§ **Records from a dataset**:
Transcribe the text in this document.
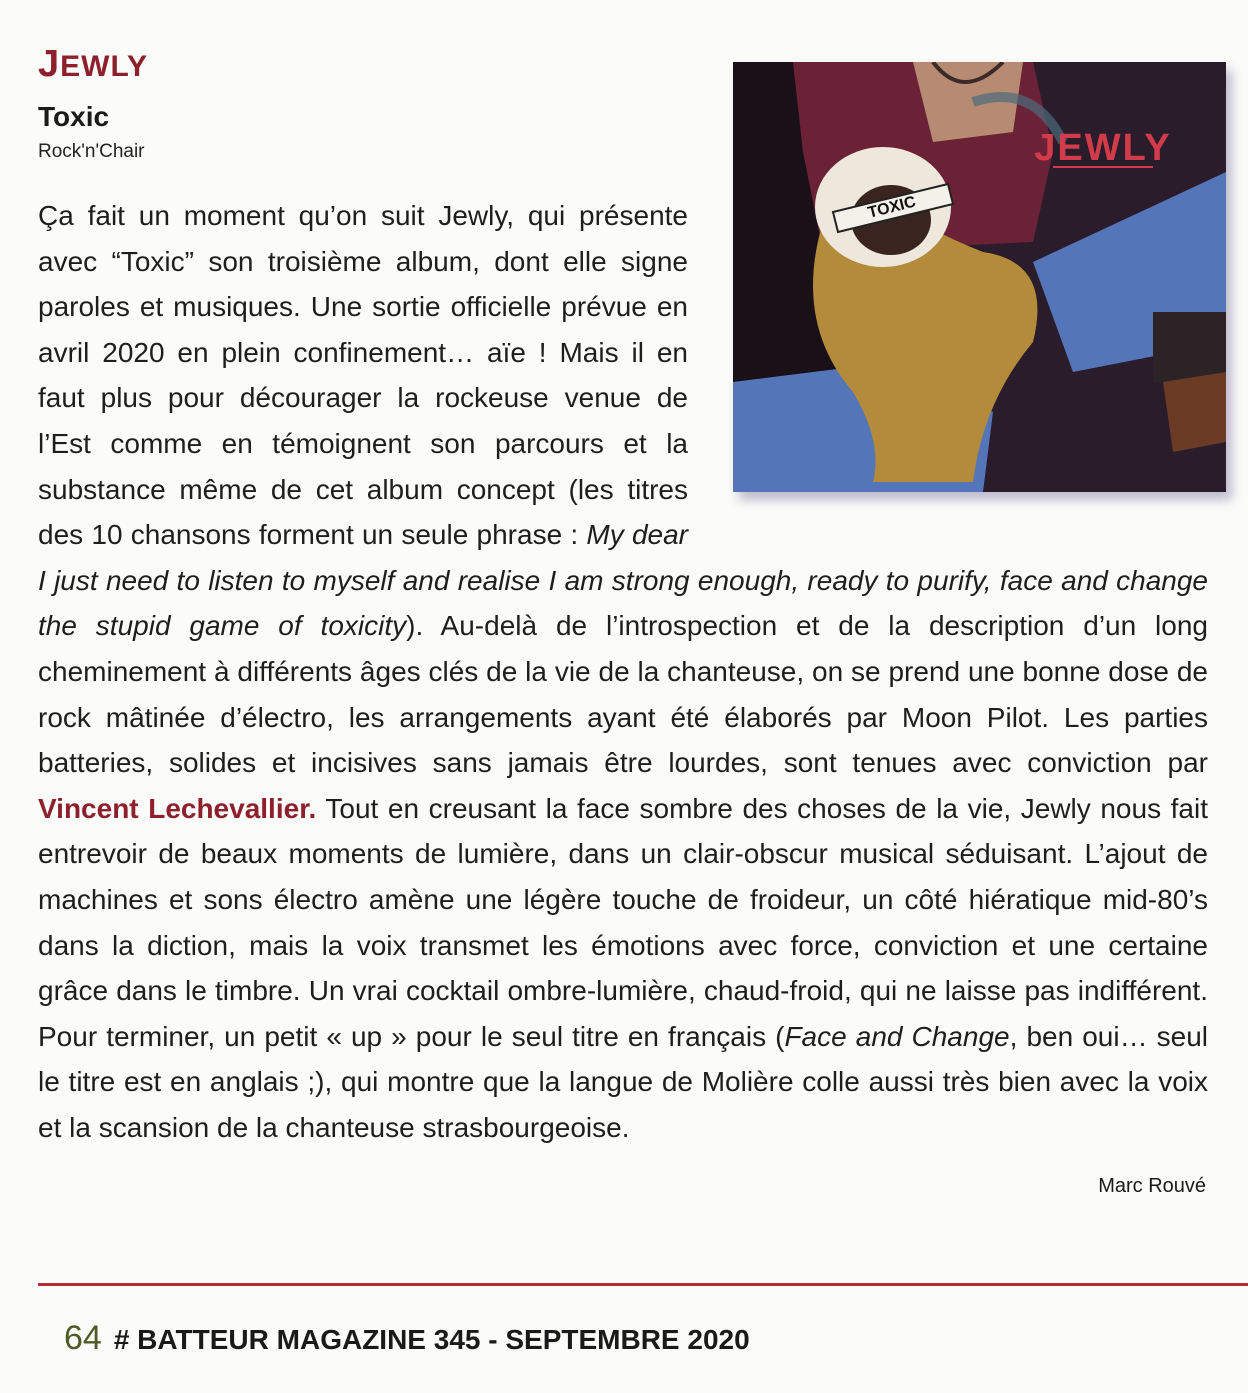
JEWLY
Toxic
Rock'n'Chair
TOXIC
JEWLY

Ça fait un moment qu’on suit Jewly, qui présente avec “Toxic” son troisième album, dont elle signe paroles et musiques. Une sortie officielle prévue en avril 2020 en plein confinement… aïe ! Mais il en faut plus pour décourager la rockeuse venue de l’Est comme en témoignent son parcours et la substance même de cet album concept (les titres des 10 chansons forment un seule phrase : My dear I just need to listen to myself and realise I am strong enough, ready to purify, face and change the stupid game of toxicity). Au-delà de l’introspection et de la description d’un long cheminement à différents âges clés de la vie de la chanteuse, on se prend une bonne dose de rock mâtinée d’électro, les arrangements ayant été élaborés par Moon Pilot. Les parties batteries, solides et incisives sans jamais être lourdes, sont tenues avec conviction par Vincent Lechevallier. Tout en creusant la face sombre des choses de la vie, Jewly nous fait entrevoir de beaux moments de lumière, dans un clair-obscur musical séduisant. L’ajout de machines et sons électro amène une légère touche de froideur, un côté hiératique mid-80’s dans la diction, mais la voix transmet les émotions avec force, conviction et une certaine grâce dans le timbre. Un vrai cocktail ombre-lumière, chaud-froid, qui ne laisse pas indifférent. Pour terminer, un petit « up » pour le seul titre en français (Face and Change, ben oui… seul le titre est en anglais ;), qui montre que la langue de Molière colle aussi très bien avec la voix et la scansion de la chanteuse strasbourgeoise.

Marc Rouvé
64 # BATTEUR MAGAZINE 345 - SEPTEMBRE 2020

§ **WHAT IS NEEDED**:
Each record should be quoted exactly, with the images omitted.

§ **TASK ANSWER**:
Transcribe the text in this document.
JEWLY
Toxic
Rock'n'Chair
TOXIC
JEWLY

Ça fait un moment qu’on suit Jewly, qui présente avec “Toxic” son troisième album, dont elle signe paroles et musiques. Une sortie officielle prévue en avril 2020 en plein confinement… aïe ! Mais il en faut plus pour décourager la rockeuse venue de l’Est comme en témoignent son parcours et la substance même de cet album concept (les titres des 10 chansons forment un seule phrase : My dear I just need to listen to myself and realise I am strong enough, ready to purify, face and change the stupid game of toxicity). Au-delà de l’introspection et de la description d’un long cheminement à différents âges clés de la vie de la chanteuse, on se prend une bonne dose de rock mâtinée d’électro, les arrangements ayant été élaborés par Moon Pilot. Les parties batteries, solides et incisives sans jamais être lourdes, sont tenues avec conviction par Vincent Lechevallier. Tout en creusant la face sombre des choses de la vie, Jewly nous fait entrevoir de beaux moments de lumière, dans un clair-obscur musical séduisant. L’ajout de machines et sons électro amène une légère touche de froideur, un côté hiératique mid-80’s dans la diction, mais la voix transmet les émotions avec force, conviction et une certaine grâce dans le timbre. Un vrai cocktail ombre-lumière, chaud-froid, qui ne laisse pas indifférent. Pour terminer, un petit « up » pour le seul titre en français (Face and Change, ben oui… seul le titre est en anglais ;), qui montre que la langue de Molière colle aussi très bien avec la voix et la scansion de la chanteuse strasbourgeoise.

Marc Rouvé
64 # BATTEUR MAGAZINE 345 - SEPTEMBRE 2020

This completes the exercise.